## Goal
Scan the material and copy every line in which "engelska" appears.

===== Information given

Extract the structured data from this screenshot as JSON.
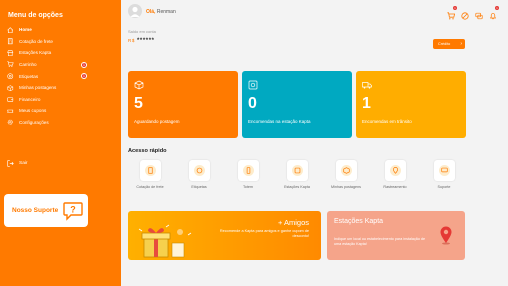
{
  "sidebar": {
    "title": "Menu de opções",
    "items": [
      {
        "label": "Home",
        "icon": "home-icon",
        "badge": ""
      },
      {
        "label": "Cotação de frete",
        "icon": "calculator-icon",
        "badge": ""
      },
      {
        "label": "Estações Kapta",
        "icon": "store-icon",
        "badge": ""
      },
      {
        "label": "Carrinho",
        "icon": "cart-icon",
        "badge": "1"
      },
      {
        "label": "Etiquetas",
        "icon": "tag-icon",
        "badge": "1"
      },
      {
        "label": "Minhas postagens",
        "icon": "package-icon",
        "badge": ""
      },
      {
        "label": "Financeiro",
        "icon": "wallet-icon",
        "badge": ""
      },
      {
        "label": "Meus cupons",
        "icon": "coupon-icon",
        "badge": ""
      },
      {
        "label": "Configurações",
        "icon": "gear-icon",
        "badge": ""
      }
    ],
    "logout_label": "Sair",
    "support_label": "Nosso Suporte"
  },
  "header": {
    "greeting": "Olá,",
    "user_name": "Renman",
    "icons": [
      {
        "name": "cart-icon",
        "badge": "1"
      },
      {
        "name": "tag-icon",
        "badge": ""
      },
      {
        "name": "chat-icon",
        "badge": ""
      },
      {
        "name": "bell-icon",
        "badge": "1"
      }
    ]
  },
  "balance": {
    "label": "Saldo em conta",
    "currency": "R$",
    "value": "******",
    "button_label": "Crédito"
  },
  "stats": [
    {
      "value": "5",
      "label": "Aguardando postagem",
      "icon": "box-icon",
      "color": "#ff7a00"
    },
    {
      "value": "0",
      "label": "Encomendas na estação Kapta",
      "icon": "station-icon",
      "color": "#00a9c1"
    },
    {
      "value": "1",
      "label": "Encomendas em trânsito",
      "icon": "truck-icon",
      "color": "#ffad00"
    }
  ],
  "quick_access": {
    "title": "Acesso rápido",
    "items": [
      {
        "label": "Cotação de frete",
        "icon": "calculator-icon"
      },
      {
        "label": "Etiquetas",
        "icon": "tag-icon"
      },
      {
        "label": "Totem",
        "icon": "totem-icon"
      },
      {
        "label": "Estações Kapta",
        "icon": "station-icon"
      },
      {
        "label": "Minhas postagens",
        "icon": "package-icon"
      },
      {
        "label": "Rastreamento",
        "icon": "tracking-icon"
      },
      {
        "label": "Suporte",
        "icon": "support-icon"
      }
    ]
  },
  "banners": {
    "friends_title": "+ Amigos",
    "friends_desc": "Recomende a Kapta para amigos e ganhe cupom de desconto!",
    "stations_title": "Estações Kapta",
    "stations_desc": "Indique um local ou estabelecimento para instalação de uma estação Kapta!"
  },
  "colors": {
    "primary": "#ff7a00",
    "teal": "#00a9c1",
    "yellow": "#ffad00",
    "badge": "#e53935"
  }
}
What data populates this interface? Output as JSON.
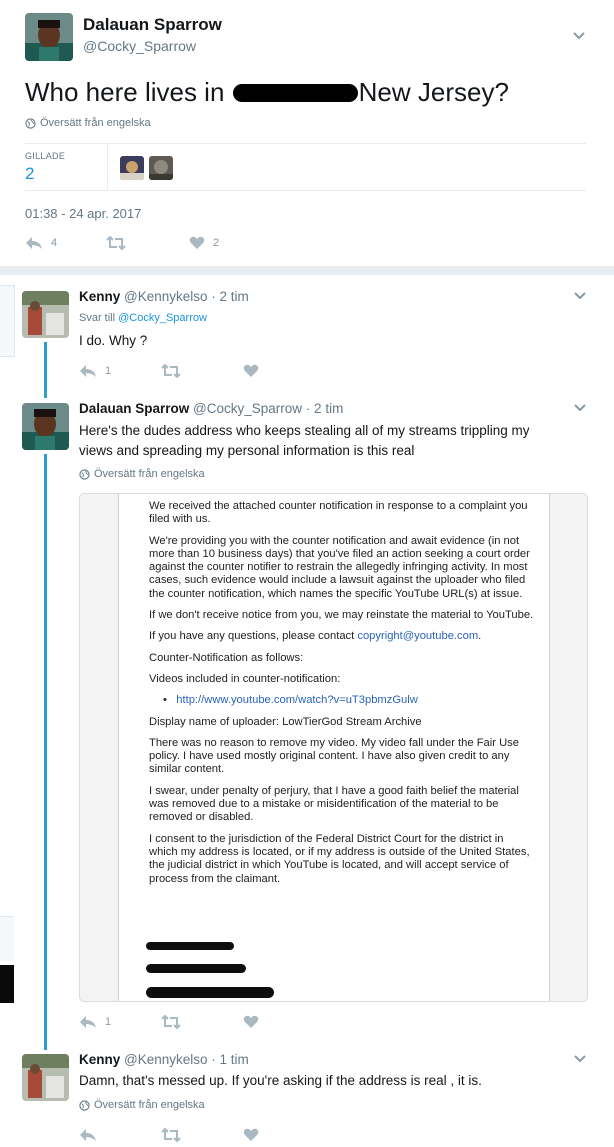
{
  "main_tweet": {
    "author_name": "Dalauan Sparrow",
    "author_handle": "@Cocky_Sparrow",
    "text_before": "Who here lives in",
    "text_after": "New Jersey?",
    "translate_label": "Översätt från engelska",
    "likes_label": "GILLADE",
    "likes_count": "2",
    "timestamp": "01:38 - 24 apr. 2017",
    "reply_count": "4",
    "like_count": "2"
  },
  "replies": [
    {
      "author_name": "Kenny",
      "author_handle": "@Kennykelso",
      "time": "· 2 tim",
      "reply_to_prefix": "Svar till",
      "reply_to_handle": "@Cocky_Sparrow",
      "text": "I do. Why ?",
      "reply_count": "1"
    },
    {
      "author_name": "Dalauan Sparrow",
      "author_handle": "@Cocky_Sparrow",
      "time": "· 2 tim",
      "text_line1": "Here's the dudes address who keeps stealing all of my streams trippling my",
      "text_line2": "views and spreading my personal information is this real",
      "translate_label": "Översätt från engelska",
      "reply_count": "1"
    },
    {
      "author_name": "Kenny",
      "author_handle": "@Kennykelso",
      "time": "· 1 tim",
      "text": "Damn, that's messed up. If you're asking if the address is real , it is.",
      "translate_label": "Översätt från engelska"
    }
  ],
  "attached_document": {
    "p1": "We received the attached counter notification in response to a complaint you filed with us.",
    "p2": "We're providing you with the counter notification and await evidence (in not more than 10 business days) that you've filed an action seeking a court order against the counter notifier to restrain the allegedly infringing activity. In most cases, such evidence would include a lawsuit against the uploader who filed the counter notification, which names the specific YouTube URL(s) at issue.",
    "p3": "If we don't receive notice from you, we may reinstate the material to YouTube.",
    "p4_prefix": "If you have any questions, please contact ",
    "p4_link": "copyright@youtube.com",
    "p4_suffix": ".",
    "p5": "Counter-Notification as follows:",
    "p6": "Videos included in counter-notification:",
    "video_url": "http://www.youtube.com/watch?v=uT3pbmzGulw",
    "p7": "Display name of uploader: LowTierGod Stream Archive",
    "p8": "There was no reason to remove my video. My video fall under the Fair Use policy. I have used mostly original content. I have also given credit to any similar content.",
    "p9": "I swear, under penalty of perjury, that I have a good faith belief the material was removed due to a mistake or misidentification of the material to be removed or disabled.",
    "p10": "I consent to the jurisdiction of the Federal District Court for the district in which my address is located, or if my address is outside of the United States, the judicial district in which YouTube is located, and will accept service of process from the claimant."
  },
  "icons": {
    "translate": "globe-icon",
    "reply": "reply-arrow-icon",
    "retweet": "retweet-icon",
    "like": "heart-icon",
    "more": "chevron-down-icon"
  },
  "colors": {
    "link": "#1b95e0",
    "muted": "#657786",
    "icon": "#aab8c2",
    "thread_line": "#2aa0c8"
  }
}
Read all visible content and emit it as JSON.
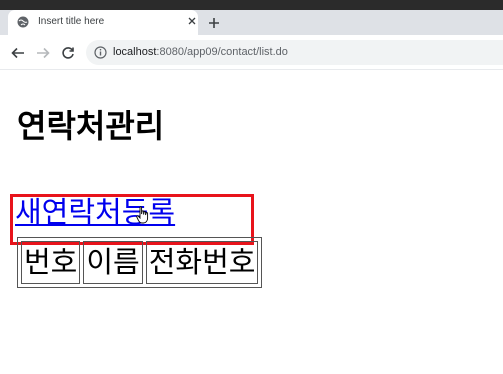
{
  "browser": {
    "tab": {
      "title": "Insert title here"
    },
    "address_bar": {
      "host": "localhost",
      "path": ":8080/app09/contact/list.do"
    }
  },
  "page": {
    "title": "연락처관리",
    "new_contact_link": "새연락처등록",
    "table": {
      "headers": [
        "번호",
        "이름",
        "전화번호"
      ]
    }
  },
  "colors": {
    "link": "#0000ee",
    "highlight": "#e8131b"
  }
}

==========

## Full output
    "translate_label": "Översätt från engelska",
      "translate_label": "Översätt från engelska",
      "translate_label": "Översätt från engelska"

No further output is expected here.